Task directions: Select all lines holding the word "options" from the entries that follow.

— START Data for the task —

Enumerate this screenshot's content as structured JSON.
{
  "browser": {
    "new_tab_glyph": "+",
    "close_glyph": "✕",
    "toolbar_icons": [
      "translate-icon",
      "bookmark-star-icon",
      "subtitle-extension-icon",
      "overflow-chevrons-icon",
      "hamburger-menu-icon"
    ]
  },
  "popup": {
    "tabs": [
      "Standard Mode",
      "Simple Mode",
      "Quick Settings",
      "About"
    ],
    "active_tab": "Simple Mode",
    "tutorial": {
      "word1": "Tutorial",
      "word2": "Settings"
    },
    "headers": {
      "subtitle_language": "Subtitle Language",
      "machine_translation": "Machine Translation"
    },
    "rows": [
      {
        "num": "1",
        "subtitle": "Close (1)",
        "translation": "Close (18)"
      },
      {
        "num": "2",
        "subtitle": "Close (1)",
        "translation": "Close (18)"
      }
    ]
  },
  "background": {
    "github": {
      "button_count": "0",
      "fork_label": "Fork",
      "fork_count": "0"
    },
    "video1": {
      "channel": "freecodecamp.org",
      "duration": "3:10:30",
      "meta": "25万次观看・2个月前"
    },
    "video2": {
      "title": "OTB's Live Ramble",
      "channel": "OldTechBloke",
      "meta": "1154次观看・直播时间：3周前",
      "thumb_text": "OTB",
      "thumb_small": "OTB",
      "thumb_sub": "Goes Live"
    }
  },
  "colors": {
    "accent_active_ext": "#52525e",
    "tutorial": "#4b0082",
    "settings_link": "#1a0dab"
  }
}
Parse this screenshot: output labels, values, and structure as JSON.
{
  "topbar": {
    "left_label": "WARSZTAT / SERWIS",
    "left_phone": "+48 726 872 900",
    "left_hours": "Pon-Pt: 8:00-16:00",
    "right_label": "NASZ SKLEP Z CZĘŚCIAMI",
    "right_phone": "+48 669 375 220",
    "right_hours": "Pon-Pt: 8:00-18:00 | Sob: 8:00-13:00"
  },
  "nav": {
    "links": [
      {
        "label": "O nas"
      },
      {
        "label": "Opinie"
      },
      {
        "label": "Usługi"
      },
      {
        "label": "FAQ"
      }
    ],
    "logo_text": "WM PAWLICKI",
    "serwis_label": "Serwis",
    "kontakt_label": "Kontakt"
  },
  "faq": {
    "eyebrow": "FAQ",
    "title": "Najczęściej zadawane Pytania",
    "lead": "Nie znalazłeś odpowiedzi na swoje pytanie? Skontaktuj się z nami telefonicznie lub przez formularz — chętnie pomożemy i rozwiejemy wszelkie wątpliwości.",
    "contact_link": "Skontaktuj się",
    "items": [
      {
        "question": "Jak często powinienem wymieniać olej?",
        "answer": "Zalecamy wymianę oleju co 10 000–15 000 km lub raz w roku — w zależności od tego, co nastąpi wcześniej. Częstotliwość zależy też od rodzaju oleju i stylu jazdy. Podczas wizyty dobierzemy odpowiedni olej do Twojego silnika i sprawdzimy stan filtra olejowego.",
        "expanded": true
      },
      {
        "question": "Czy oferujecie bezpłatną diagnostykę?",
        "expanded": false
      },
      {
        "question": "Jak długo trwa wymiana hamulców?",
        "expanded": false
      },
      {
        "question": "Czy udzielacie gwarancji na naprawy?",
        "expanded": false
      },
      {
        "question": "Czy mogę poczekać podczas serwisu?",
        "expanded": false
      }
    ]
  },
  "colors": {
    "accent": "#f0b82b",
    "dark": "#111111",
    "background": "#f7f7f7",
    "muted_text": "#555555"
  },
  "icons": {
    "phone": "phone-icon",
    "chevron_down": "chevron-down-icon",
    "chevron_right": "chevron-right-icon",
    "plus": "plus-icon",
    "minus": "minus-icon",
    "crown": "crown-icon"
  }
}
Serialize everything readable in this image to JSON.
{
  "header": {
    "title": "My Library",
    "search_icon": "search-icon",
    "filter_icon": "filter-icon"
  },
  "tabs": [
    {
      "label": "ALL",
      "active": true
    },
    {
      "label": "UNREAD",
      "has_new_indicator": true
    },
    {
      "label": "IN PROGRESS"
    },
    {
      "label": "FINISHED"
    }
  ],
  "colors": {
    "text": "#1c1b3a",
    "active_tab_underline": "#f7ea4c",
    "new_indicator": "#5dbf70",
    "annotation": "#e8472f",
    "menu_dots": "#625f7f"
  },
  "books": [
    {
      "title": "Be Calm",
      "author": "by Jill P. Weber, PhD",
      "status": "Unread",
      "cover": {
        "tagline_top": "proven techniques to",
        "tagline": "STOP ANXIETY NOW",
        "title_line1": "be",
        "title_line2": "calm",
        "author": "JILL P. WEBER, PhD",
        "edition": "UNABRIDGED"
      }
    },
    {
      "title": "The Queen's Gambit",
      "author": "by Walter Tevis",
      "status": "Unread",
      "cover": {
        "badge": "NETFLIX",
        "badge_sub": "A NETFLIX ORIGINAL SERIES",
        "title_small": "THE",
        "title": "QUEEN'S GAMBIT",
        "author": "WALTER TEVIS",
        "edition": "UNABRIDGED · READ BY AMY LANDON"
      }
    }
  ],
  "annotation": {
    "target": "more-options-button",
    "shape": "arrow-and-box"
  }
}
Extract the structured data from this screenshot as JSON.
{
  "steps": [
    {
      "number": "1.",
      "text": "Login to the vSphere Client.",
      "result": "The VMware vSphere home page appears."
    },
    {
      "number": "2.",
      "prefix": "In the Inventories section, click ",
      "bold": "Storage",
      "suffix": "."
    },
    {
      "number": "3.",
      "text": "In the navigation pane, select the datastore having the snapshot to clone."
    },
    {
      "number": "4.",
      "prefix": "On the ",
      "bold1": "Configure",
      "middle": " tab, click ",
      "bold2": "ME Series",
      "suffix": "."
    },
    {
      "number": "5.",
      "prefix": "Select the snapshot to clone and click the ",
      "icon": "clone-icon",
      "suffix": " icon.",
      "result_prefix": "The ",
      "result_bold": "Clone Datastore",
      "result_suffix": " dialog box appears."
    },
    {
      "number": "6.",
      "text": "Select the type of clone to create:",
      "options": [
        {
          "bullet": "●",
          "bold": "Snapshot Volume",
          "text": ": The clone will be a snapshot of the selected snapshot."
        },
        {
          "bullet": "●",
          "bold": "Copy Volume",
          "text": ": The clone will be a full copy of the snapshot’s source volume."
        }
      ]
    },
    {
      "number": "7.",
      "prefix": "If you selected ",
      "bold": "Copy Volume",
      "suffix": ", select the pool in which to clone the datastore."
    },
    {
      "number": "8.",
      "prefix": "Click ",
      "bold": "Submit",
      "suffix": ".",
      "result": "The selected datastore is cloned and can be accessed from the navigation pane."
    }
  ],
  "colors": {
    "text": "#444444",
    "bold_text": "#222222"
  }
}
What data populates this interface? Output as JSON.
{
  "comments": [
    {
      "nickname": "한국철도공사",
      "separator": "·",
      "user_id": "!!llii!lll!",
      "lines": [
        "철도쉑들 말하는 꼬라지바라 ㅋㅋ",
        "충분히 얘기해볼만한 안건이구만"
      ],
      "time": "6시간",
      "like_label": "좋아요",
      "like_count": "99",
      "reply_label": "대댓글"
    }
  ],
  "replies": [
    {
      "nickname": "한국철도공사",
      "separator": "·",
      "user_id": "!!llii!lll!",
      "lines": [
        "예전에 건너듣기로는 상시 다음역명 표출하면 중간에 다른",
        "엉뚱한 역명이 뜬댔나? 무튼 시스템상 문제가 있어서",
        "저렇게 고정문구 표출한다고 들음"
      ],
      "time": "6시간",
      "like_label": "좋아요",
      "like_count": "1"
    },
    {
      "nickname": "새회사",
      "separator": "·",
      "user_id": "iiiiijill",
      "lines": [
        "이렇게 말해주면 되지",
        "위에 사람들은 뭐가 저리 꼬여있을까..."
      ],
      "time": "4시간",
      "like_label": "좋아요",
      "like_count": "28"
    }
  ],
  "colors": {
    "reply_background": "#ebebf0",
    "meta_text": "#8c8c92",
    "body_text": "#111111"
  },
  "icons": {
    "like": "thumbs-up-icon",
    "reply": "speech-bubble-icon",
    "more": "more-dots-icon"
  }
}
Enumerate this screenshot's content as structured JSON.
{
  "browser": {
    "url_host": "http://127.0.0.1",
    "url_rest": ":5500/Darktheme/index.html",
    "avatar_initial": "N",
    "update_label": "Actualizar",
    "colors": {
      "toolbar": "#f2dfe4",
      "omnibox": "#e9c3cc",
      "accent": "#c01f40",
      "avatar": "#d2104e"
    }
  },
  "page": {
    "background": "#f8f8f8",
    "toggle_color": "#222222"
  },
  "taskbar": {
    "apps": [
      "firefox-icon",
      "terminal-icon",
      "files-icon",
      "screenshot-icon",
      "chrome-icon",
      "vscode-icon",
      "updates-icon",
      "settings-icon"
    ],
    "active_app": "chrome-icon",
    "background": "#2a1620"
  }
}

— END Data for the task —

Solution:
    "target": "more-options-button",
      "options": [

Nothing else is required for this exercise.